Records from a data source
# # # #

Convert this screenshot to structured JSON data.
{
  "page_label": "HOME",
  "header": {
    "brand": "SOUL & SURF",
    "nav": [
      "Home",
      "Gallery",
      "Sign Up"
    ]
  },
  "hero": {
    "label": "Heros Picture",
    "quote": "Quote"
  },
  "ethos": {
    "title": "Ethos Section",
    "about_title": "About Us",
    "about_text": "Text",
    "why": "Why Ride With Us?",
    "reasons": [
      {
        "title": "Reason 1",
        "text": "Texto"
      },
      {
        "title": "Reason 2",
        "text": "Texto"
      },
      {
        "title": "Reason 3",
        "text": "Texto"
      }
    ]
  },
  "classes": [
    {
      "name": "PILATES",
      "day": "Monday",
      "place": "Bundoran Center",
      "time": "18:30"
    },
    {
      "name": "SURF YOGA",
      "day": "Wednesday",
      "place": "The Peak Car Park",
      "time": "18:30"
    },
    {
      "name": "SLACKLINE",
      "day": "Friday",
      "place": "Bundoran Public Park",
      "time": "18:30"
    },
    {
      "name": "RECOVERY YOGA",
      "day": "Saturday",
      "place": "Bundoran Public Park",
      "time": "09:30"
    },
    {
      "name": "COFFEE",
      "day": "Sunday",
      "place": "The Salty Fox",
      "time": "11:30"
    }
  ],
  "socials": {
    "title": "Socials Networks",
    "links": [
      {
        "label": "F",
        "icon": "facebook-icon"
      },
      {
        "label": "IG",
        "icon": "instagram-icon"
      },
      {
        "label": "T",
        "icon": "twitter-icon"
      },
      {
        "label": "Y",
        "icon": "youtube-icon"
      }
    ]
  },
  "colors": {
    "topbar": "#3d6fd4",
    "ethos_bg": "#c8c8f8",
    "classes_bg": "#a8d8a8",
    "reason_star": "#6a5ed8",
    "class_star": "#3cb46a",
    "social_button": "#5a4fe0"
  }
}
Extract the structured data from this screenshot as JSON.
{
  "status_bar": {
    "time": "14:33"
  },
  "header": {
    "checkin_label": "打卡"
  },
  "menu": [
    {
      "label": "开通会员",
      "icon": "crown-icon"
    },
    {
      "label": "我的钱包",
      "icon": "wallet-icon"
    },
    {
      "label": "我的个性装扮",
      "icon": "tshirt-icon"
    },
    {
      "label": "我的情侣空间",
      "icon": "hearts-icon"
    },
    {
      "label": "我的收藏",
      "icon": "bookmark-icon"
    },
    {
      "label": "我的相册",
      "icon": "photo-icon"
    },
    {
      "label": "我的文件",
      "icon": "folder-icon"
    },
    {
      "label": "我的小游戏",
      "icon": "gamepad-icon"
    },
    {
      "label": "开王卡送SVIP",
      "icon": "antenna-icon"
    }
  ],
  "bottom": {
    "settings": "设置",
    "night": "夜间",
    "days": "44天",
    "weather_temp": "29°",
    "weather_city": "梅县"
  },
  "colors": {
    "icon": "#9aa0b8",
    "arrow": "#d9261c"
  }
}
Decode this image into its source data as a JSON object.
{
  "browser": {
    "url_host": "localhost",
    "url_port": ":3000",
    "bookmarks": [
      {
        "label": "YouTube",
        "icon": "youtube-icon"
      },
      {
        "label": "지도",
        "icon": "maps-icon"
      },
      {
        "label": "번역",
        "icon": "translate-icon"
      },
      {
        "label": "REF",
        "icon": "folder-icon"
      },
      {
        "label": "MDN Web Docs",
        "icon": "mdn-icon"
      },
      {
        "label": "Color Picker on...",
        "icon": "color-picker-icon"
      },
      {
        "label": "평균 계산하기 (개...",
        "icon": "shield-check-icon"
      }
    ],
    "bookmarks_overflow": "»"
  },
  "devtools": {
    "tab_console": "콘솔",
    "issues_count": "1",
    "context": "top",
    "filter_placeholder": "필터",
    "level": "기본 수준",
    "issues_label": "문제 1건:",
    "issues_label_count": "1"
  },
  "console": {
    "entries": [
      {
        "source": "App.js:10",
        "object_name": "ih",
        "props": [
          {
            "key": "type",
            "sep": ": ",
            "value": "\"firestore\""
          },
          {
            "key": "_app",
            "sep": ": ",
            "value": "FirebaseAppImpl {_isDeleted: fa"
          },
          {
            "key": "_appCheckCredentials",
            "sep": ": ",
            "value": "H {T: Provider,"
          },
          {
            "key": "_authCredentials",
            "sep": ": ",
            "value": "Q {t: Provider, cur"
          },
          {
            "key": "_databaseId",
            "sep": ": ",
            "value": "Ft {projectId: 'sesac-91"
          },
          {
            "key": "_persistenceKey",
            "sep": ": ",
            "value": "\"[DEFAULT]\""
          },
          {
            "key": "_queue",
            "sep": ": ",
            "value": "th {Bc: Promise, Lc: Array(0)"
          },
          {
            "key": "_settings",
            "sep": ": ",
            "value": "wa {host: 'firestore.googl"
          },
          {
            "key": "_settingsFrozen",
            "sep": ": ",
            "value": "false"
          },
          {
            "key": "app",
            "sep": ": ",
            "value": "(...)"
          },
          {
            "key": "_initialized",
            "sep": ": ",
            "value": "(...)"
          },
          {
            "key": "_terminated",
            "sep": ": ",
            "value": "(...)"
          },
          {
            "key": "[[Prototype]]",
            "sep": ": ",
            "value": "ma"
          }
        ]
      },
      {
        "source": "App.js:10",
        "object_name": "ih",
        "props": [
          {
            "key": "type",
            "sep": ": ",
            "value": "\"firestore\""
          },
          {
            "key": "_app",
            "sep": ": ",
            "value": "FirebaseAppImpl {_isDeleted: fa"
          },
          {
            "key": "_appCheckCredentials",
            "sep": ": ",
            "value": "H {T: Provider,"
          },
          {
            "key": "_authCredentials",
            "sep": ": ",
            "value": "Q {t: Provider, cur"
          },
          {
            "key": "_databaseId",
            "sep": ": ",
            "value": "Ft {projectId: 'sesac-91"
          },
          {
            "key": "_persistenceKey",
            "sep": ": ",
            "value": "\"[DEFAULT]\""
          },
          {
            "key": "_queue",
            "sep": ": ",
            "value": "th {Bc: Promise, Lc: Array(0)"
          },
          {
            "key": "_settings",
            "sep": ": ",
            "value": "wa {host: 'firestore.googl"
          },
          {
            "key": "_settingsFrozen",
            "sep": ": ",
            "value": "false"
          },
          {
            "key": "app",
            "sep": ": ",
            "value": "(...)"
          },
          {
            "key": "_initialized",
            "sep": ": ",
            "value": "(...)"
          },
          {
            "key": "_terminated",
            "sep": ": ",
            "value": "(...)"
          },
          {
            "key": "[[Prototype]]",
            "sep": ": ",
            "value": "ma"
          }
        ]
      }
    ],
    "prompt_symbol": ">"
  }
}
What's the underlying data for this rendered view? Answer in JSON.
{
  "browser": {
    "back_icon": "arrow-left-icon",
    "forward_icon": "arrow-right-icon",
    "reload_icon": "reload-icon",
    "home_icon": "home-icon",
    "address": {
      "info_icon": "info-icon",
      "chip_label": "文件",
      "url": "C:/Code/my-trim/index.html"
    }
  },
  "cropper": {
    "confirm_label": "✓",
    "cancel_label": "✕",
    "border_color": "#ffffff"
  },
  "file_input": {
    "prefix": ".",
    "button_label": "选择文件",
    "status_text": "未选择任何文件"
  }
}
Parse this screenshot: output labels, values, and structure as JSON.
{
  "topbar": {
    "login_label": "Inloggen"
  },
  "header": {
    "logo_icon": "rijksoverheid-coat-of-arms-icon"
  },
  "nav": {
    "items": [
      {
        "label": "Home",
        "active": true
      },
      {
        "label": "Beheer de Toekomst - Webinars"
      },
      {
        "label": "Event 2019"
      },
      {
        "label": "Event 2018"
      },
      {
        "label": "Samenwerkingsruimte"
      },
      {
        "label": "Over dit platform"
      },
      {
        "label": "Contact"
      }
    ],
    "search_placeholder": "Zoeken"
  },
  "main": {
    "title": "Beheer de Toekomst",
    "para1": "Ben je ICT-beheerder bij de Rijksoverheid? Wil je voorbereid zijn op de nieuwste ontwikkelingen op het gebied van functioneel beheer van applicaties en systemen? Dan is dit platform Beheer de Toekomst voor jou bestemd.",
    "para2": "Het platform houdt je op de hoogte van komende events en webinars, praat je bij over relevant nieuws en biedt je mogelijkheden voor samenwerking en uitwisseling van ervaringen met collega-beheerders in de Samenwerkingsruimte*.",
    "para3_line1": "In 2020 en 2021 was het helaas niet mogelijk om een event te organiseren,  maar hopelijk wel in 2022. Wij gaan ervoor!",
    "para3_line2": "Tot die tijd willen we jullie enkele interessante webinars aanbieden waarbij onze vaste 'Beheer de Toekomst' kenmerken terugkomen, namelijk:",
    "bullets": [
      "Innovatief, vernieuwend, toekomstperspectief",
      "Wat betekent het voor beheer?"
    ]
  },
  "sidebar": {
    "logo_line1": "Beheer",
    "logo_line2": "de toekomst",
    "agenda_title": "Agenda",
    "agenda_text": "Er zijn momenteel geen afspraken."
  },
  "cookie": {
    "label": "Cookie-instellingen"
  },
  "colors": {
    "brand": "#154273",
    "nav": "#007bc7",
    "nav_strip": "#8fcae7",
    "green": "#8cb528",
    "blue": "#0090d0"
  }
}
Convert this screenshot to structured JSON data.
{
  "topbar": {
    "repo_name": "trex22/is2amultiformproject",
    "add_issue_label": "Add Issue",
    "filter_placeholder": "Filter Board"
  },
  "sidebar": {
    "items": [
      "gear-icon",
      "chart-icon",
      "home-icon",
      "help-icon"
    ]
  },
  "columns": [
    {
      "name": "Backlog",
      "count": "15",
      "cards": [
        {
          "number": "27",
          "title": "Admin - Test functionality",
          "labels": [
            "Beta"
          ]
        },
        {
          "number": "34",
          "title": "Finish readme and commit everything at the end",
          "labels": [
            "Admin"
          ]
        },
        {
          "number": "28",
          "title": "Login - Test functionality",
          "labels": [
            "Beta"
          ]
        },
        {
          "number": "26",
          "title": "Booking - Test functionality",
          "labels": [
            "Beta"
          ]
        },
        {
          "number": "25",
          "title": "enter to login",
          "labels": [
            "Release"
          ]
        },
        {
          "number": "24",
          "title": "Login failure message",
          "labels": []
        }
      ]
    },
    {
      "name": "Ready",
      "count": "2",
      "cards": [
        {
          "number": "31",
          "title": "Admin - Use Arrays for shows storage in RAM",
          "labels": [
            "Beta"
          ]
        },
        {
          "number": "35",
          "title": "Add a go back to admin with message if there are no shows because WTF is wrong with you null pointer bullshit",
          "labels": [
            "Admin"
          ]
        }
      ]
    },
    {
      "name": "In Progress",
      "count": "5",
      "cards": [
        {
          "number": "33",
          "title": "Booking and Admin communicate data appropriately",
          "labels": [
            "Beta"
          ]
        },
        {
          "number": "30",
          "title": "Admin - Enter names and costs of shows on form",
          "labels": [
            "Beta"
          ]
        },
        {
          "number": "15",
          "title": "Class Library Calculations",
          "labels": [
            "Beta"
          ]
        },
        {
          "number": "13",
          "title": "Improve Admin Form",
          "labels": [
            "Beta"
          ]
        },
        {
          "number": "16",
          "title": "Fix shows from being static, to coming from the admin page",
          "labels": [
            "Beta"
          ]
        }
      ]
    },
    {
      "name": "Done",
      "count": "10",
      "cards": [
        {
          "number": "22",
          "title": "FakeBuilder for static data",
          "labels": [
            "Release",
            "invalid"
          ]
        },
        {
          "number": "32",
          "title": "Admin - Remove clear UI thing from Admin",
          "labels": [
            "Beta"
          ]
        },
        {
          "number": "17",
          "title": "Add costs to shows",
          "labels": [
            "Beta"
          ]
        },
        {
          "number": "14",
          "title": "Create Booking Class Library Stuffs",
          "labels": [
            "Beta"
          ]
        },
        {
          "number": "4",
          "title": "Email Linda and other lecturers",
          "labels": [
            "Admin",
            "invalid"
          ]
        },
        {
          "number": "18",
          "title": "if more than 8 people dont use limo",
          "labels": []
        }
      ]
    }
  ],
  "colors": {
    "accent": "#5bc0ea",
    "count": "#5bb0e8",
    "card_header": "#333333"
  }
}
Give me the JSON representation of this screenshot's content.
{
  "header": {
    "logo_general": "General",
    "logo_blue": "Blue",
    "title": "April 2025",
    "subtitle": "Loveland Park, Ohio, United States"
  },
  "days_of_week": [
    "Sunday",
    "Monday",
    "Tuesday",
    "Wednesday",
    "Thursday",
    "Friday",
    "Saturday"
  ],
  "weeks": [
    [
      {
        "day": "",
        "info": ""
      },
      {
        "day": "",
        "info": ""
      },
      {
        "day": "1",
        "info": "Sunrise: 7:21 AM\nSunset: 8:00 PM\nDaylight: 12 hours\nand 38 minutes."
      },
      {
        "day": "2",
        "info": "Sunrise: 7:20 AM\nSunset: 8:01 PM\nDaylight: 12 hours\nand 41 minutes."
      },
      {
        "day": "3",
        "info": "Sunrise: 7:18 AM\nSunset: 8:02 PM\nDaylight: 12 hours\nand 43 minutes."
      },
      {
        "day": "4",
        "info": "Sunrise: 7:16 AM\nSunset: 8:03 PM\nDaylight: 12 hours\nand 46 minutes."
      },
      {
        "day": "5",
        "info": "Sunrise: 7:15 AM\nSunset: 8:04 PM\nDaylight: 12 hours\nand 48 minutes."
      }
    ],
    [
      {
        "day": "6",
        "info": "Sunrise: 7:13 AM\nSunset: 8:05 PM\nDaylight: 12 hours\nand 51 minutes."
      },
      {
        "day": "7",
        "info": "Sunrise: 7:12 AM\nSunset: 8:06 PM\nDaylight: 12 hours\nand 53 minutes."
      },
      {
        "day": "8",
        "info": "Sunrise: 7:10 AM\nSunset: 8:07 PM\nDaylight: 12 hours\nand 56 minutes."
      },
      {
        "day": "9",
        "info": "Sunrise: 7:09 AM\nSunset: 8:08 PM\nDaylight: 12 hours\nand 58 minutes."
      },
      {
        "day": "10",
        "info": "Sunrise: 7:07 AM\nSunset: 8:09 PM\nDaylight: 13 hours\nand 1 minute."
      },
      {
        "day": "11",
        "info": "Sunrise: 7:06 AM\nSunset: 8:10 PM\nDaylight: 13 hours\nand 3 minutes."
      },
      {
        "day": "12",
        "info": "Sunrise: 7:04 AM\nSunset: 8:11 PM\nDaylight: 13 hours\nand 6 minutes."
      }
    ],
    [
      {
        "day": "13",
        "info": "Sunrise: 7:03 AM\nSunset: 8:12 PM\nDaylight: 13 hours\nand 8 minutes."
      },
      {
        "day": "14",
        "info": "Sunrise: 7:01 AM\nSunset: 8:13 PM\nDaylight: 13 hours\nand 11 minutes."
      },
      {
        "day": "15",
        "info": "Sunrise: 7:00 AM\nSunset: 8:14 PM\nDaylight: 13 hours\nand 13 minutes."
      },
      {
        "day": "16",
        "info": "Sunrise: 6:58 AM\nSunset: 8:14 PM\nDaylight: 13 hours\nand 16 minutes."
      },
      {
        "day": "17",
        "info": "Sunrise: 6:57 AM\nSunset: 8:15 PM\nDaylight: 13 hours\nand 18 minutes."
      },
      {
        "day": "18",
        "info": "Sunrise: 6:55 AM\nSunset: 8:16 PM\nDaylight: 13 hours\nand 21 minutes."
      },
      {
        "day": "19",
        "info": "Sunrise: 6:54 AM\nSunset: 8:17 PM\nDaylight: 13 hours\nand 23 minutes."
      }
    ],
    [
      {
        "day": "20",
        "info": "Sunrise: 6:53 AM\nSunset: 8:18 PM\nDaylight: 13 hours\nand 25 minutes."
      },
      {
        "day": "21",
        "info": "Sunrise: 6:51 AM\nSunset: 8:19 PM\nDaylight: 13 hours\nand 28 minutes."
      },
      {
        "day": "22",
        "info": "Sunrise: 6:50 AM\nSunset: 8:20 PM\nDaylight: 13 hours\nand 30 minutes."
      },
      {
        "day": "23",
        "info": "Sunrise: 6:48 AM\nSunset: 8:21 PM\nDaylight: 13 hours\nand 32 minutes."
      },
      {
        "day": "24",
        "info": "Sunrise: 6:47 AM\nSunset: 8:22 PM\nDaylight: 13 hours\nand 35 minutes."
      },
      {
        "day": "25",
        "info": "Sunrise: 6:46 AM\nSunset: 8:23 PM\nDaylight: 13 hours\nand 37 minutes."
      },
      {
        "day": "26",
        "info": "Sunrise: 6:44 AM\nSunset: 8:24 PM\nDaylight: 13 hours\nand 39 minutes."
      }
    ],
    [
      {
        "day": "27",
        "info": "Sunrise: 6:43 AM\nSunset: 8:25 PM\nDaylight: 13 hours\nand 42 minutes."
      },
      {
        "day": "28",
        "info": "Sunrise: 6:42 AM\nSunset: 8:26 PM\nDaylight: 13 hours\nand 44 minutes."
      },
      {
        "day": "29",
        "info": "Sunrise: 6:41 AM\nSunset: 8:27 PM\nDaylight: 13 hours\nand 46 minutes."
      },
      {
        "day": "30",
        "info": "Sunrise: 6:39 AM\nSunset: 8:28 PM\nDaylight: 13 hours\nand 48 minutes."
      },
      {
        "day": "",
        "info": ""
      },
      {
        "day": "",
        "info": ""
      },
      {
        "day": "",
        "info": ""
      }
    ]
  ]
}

# # # #

- _WHAT NEEDS TO BE DONE_
Identify all lines where the word "Test" shows up. Copy them.

- _EXERCISE RESPONSE_
          "title": "Admin - Test functionality",
          "title": "Login - Test functionality",
          "title": "Booking - Test functionality",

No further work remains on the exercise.